***** INPUT ROWS

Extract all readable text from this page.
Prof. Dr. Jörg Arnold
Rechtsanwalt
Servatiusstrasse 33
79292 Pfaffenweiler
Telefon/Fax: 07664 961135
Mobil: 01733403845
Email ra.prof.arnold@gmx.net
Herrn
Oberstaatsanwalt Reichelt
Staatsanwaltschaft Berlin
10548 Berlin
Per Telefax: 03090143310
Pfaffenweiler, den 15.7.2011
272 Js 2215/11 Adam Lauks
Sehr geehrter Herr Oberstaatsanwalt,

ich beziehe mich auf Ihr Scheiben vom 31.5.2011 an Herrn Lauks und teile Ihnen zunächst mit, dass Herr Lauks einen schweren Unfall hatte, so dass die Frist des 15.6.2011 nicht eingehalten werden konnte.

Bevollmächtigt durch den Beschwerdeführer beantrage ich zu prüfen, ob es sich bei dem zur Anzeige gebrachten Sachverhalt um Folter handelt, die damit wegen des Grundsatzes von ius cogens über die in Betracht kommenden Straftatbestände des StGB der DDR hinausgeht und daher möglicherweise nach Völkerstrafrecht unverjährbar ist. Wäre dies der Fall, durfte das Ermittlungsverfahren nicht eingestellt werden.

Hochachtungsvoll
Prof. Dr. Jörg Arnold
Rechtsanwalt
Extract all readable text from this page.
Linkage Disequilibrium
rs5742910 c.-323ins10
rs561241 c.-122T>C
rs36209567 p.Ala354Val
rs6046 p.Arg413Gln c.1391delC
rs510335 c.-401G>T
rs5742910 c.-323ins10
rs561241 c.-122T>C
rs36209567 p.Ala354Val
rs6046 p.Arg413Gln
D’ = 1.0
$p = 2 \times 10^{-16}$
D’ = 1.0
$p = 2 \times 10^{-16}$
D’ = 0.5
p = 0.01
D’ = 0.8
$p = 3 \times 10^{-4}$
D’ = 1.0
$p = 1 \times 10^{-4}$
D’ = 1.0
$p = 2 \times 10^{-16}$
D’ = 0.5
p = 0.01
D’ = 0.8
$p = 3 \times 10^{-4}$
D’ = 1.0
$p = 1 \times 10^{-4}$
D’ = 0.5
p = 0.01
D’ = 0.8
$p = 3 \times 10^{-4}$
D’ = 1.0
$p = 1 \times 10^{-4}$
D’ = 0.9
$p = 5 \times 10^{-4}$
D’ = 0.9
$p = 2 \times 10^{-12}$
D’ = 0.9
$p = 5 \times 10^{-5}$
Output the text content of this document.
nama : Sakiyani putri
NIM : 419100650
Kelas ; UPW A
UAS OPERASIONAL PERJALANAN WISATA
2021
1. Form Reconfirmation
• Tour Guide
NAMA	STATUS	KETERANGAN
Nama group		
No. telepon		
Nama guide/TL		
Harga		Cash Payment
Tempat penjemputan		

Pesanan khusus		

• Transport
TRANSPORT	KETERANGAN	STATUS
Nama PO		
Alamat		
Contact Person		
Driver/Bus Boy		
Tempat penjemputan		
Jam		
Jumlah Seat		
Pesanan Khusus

**********

WHAT YOU NEED TO DO:
Write out the lines above from the one containing "Output the text content of this document." through the last, exactly as they are.

RESPONSE BELOW:
Output the text content of this document.
nama : Sakiyani putri
NIM : 419100650
Kelas ; UPW A
UAS OPERASIONAL PERJALANAN WISATA
2021
1. Form Reconfirmation
• Tour Guide
NAMA	STATUS	KETERANGAN
Nama group		
No. telepon		
Nama guide/TL		
Harga		Cash Payment
Tempat penjemputan		

Pesanan khusus		

• Transport
TRANSPORT	KETERANGAN	STATUS
Nama PO		
Alamat		
Contact Person		
Driver/Bus Boy		
Tempat penjemputan		
Jam		
Jumlah Seat		
Pesanan Khusus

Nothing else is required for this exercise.